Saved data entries
<<<<

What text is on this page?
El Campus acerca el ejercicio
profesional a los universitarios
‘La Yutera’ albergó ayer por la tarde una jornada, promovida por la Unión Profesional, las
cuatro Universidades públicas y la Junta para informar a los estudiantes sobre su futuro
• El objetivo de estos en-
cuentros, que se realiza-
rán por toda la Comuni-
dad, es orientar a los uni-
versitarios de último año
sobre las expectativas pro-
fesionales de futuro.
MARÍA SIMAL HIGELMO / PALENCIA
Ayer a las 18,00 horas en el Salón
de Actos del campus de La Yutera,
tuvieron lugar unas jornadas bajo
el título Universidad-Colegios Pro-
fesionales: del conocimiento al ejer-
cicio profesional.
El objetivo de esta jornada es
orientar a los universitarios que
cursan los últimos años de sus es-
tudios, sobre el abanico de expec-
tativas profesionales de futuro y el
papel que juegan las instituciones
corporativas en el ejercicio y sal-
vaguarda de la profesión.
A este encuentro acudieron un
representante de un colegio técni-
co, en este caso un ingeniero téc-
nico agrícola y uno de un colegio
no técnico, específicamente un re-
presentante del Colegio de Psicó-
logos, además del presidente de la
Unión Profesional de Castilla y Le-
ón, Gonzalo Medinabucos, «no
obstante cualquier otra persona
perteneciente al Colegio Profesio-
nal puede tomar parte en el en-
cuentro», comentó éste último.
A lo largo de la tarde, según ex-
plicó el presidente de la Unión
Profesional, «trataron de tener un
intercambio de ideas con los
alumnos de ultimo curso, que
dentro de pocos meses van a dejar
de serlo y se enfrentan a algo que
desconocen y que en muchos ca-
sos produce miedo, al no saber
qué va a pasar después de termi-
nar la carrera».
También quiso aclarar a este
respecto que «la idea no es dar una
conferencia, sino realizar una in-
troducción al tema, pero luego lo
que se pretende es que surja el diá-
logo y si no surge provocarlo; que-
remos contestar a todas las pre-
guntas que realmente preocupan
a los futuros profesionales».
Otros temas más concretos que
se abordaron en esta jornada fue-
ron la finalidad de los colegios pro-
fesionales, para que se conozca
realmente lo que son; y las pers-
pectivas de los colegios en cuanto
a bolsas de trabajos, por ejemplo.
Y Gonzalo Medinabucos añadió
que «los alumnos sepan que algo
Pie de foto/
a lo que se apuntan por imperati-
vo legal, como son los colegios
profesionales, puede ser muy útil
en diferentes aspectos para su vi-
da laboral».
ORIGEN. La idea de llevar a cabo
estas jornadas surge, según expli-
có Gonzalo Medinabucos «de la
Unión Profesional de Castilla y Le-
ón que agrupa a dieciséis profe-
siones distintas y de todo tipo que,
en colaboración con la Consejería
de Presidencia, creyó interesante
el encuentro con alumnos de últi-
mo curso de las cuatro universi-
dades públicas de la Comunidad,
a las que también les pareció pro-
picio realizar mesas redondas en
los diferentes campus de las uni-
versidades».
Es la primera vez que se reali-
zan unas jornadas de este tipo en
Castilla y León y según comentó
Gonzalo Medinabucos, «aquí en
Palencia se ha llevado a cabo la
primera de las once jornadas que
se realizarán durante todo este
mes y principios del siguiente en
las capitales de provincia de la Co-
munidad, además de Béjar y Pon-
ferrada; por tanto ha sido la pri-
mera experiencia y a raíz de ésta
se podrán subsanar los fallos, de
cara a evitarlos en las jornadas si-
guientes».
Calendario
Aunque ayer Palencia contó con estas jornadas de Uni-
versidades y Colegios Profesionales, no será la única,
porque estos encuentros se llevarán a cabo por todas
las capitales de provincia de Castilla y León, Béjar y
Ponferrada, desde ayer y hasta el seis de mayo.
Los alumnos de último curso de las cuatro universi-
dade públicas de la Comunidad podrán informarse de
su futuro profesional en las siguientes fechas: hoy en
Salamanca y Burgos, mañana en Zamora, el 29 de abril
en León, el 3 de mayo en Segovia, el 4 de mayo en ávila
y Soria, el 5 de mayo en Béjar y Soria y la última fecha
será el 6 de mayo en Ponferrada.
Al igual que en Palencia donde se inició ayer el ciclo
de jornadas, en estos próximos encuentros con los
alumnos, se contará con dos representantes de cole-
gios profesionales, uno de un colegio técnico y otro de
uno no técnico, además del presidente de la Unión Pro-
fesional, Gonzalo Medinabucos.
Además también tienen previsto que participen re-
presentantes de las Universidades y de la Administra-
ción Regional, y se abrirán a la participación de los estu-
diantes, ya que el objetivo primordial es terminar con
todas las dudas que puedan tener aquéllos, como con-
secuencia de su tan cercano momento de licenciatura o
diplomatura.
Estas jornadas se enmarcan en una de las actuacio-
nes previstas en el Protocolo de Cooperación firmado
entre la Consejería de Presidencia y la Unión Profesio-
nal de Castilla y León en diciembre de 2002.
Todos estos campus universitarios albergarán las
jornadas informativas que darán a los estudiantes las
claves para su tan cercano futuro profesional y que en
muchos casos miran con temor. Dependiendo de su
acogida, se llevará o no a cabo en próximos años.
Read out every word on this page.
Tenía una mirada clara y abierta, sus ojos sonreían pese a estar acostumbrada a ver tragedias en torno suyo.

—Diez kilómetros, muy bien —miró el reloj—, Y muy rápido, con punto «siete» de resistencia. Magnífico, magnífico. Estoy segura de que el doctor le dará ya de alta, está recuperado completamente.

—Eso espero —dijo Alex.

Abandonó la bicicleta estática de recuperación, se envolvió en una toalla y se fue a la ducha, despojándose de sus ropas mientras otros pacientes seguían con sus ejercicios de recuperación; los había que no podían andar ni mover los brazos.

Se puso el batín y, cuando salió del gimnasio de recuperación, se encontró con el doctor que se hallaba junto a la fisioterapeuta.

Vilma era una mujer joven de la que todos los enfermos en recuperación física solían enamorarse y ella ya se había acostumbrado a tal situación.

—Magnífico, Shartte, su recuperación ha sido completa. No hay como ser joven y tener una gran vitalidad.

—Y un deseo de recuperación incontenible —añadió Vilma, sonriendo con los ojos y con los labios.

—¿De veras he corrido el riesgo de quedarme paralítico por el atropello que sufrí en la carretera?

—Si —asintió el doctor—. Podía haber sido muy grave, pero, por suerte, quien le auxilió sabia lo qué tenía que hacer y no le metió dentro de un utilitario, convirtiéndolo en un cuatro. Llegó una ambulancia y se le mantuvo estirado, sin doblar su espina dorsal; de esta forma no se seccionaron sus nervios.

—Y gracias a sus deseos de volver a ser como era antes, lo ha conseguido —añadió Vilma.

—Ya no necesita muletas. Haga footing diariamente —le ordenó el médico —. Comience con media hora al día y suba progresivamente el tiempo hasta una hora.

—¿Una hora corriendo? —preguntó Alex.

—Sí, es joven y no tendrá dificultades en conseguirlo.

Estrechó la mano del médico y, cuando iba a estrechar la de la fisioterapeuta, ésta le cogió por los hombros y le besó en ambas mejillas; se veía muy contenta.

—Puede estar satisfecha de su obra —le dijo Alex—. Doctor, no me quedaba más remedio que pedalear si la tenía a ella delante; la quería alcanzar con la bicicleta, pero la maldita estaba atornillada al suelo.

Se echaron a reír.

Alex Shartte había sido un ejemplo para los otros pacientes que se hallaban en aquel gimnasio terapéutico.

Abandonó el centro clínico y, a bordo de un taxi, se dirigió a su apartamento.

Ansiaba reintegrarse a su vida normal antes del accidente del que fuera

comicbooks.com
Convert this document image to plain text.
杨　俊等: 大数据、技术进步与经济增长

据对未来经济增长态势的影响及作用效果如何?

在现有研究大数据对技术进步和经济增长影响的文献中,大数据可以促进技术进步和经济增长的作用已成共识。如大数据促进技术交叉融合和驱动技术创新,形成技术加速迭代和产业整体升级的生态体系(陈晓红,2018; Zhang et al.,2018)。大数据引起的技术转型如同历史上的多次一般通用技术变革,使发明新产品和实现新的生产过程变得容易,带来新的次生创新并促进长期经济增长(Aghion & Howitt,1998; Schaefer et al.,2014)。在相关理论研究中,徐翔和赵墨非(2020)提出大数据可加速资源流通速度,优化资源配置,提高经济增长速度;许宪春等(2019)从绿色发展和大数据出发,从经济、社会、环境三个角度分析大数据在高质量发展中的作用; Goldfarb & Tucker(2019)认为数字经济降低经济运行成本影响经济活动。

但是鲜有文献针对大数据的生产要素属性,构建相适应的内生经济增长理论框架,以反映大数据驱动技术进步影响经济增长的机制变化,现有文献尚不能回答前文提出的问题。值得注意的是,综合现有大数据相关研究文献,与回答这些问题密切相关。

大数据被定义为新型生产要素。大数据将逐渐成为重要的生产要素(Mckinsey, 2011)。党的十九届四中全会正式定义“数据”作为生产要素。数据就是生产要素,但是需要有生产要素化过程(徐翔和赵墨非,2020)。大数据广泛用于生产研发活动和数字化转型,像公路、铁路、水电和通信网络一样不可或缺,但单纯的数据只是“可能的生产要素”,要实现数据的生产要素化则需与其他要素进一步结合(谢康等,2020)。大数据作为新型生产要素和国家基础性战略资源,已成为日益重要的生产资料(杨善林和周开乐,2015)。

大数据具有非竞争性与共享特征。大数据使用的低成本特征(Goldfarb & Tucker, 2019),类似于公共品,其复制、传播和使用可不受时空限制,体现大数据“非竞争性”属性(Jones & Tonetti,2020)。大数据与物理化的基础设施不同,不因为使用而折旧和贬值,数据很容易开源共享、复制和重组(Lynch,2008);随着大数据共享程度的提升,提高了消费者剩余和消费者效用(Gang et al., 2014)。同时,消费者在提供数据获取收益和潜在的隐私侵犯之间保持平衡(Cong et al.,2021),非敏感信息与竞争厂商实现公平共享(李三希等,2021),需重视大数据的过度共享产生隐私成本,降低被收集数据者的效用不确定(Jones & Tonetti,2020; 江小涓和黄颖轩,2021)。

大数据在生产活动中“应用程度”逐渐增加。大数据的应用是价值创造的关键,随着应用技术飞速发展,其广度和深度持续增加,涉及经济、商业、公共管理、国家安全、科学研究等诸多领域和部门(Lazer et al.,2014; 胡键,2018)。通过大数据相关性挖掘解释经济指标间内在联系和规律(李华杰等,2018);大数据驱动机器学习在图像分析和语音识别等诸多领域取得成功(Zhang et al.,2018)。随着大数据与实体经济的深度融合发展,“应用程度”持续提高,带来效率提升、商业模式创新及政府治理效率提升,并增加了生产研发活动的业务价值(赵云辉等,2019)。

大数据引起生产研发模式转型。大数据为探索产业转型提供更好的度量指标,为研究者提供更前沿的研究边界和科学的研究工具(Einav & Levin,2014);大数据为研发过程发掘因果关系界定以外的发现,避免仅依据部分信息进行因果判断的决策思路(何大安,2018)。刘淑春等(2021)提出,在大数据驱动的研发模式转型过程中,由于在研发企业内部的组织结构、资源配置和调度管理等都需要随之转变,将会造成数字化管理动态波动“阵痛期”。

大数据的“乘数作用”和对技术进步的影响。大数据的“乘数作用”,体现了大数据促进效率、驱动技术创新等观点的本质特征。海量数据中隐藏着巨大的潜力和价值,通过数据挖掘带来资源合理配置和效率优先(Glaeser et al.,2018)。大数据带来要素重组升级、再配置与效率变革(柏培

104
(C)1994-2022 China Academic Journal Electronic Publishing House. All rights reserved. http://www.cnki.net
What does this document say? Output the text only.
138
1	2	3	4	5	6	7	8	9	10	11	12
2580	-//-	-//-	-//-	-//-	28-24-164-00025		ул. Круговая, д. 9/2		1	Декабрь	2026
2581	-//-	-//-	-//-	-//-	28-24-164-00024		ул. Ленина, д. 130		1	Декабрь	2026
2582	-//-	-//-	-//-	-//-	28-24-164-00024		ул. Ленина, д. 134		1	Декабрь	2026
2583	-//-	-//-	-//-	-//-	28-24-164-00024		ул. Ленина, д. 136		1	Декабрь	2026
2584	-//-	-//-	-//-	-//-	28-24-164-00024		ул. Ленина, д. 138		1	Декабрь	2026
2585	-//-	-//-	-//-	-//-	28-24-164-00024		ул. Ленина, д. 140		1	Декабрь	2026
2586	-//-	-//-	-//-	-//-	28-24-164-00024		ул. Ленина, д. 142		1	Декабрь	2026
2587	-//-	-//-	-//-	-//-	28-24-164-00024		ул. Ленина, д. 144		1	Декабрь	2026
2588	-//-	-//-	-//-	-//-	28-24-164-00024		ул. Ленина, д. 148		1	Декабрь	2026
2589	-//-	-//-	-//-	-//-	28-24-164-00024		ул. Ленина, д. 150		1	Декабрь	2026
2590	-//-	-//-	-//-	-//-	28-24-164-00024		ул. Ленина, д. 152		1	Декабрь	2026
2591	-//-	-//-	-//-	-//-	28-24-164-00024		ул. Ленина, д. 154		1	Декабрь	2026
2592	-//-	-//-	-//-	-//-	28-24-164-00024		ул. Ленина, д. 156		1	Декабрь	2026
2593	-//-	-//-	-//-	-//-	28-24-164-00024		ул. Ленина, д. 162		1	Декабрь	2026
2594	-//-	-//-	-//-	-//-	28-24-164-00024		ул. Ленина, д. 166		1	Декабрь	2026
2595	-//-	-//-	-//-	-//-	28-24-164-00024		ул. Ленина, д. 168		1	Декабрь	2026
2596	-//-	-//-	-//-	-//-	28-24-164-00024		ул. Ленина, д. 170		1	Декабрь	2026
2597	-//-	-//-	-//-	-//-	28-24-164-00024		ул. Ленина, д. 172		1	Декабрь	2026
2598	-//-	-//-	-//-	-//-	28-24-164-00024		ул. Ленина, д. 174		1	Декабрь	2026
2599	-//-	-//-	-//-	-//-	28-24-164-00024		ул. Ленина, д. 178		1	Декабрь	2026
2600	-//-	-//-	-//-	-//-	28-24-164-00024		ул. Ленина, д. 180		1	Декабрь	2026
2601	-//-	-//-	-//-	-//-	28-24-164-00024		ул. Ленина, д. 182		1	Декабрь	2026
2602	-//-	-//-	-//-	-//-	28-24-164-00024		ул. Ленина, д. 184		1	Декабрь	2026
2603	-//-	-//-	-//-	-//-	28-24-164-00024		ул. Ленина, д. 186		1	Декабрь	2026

>>>>

- _GIVEN REQUEST_
Look through the entries and return every line where "cabo" appears.

- _EXERCISE RESULT_
ORIGEN. La idea de llevar a cabo
Palencia se ha llevado a cabo la
porque estos encuentros se llevarán a cabo por todas
acogida, se llevará o no a cabo en próximos años.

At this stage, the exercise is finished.